> 本文抜粋:
変形性股関節症にヨガは逆効果!正しい運動療法を解説
公開日: 2019.05.08更新日: 2025.07.31
ヨガは体にいい運動として一般的に知られていますが、変形性股関節症を患っている方は注意が必要です。
ヨガは股関節に大きな負担がかかるポーズが多く、床に座る時間が長いため股関節に痛みがある方にはおすすめできません。
変形性股関節症を改善するためには、症状に合わせた運動療法が必要です。
しかし「どんな運動がいいの?」「やり方が間違っていたら怖い」という方も多いのではないでしょうか?
そこで本記事では、変形性股関節症の症状や正しい運動療法について解説します。
- ヨガが変形性股関節症に適していない理由
- 変形性股関節症の原因
- 変形性股関節症を改善する運動療法
運動療法で改善を図り、日常生活で注意すべきことを意識して、痛みと上手に付き合っていきましょう。
また変形性股関節症の根本的な改善を目指す方に向けて、再生医療の治療法についても紹介していますので、ぜひ参考にしてください。
目次
変形性股関節症にヨガが適さない理由
結論から述べると、変形性股関節症の方や脚の付け根に痛みを感じる場合、ヨガは基本的にNGです。
床に座る姿勢が続くことで、股関節に負担がかかります。股関節の痛みがあるのに我慢してヨガを行うと、症状が悪化する可能性が高いです。

> データ内容:
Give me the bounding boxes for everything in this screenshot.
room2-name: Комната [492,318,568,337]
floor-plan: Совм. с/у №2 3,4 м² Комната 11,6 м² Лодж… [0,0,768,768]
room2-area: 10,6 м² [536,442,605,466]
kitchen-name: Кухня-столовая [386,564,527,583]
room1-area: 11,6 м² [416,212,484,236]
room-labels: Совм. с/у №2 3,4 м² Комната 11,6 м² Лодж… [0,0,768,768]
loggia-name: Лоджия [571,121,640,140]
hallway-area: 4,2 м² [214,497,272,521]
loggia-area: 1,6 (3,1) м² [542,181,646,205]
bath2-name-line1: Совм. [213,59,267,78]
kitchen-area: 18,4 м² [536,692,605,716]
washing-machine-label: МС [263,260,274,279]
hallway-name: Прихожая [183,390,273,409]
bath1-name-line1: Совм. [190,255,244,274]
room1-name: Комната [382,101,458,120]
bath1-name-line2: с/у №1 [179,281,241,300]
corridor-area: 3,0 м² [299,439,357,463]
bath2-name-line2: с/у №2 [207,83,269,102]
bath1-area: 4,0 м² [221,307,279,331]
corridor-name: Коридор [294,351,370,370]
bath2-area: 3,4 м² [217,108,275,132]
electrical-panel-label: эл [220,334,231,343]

> 演習問題:
(a) 次の(i)〜(iii)が変形性股関節症とヨガについての本文と一致するか、それぞれ「はい」か「いいえ」で答え、判断の根拠となる本文の語句をそのまま引用せよ。
(i) ヨガは床に座る時間が長い運動だとされている。
(ii) 変形性股関節症の人にもヨガが勧められている。
(iii) 再生医療の治療法についても紹介されている。
(b) 変形性股関節症とヨガについての本文によると、股関節の痛みを我慢してヨガを行うと、どうなる可能性が高いか。
(c) 変形性股関節症とヨガについての本文を、最後の文の後から続けて書け。

> 解答一覧:
(a)
(i) はい。「床に座る時間が長いため」
(ii) いいえ。「ヨガは基本的にNGです」
(iii) はい。「再生医療の治療法についても紹介しています」

(b) 症状が悪化する可能性が高い。

(c)
変形性股関節症やその症状が疑われる方は、専門家の指導を受けてからヨガを行いましょう。
変形性股関節症とは
股関節は太ももの骨である大腿骨が骨盤にはまり込むようにできています。
この股関節が変形してくると、以下のような状態が見られるようになります。
- 関節の隙間が狭くなり、軟骨が硬くなる
- 骨の縁に「骨棘(こつきょく)」というトゲ状の骨組織ができる
- 「骨嚢胞(こつのうほう)」という骨の空洞が形成される
このような構造の変化により、股関節の可動域が徐々に狭まり、以下のような動作が難しくなっていくことも。
- 股関節を深く曲げる
- 足を大きく外側に開く
- 正座やあぐらなど床座りの姿勢
最初の頃は立ち上がりや歩き出しの際に足の付け根に痛みが見られます。
症状が進行してくると痛みも強くなり、場合によっては夜寝ていても痛みを感じるようになる人もいます。
対して、骨の変形により狭くなった可動域をヨガなどで無理に動かすことは、痛みをさらに増強させることになりかねません。
症状が軽いうちにケアを始めることが、将来的な手術回避や生活の質の維持につながります。
「痛みが出てきたかも」と感じたら、早めの受診・相談をおすすめします。
変形性股関節症にはヨガ以外の運動療法が効果的
変形性股関節症とヨガの相性は良くありませんが、股関節や下肢をまったく動かさないことも問題です。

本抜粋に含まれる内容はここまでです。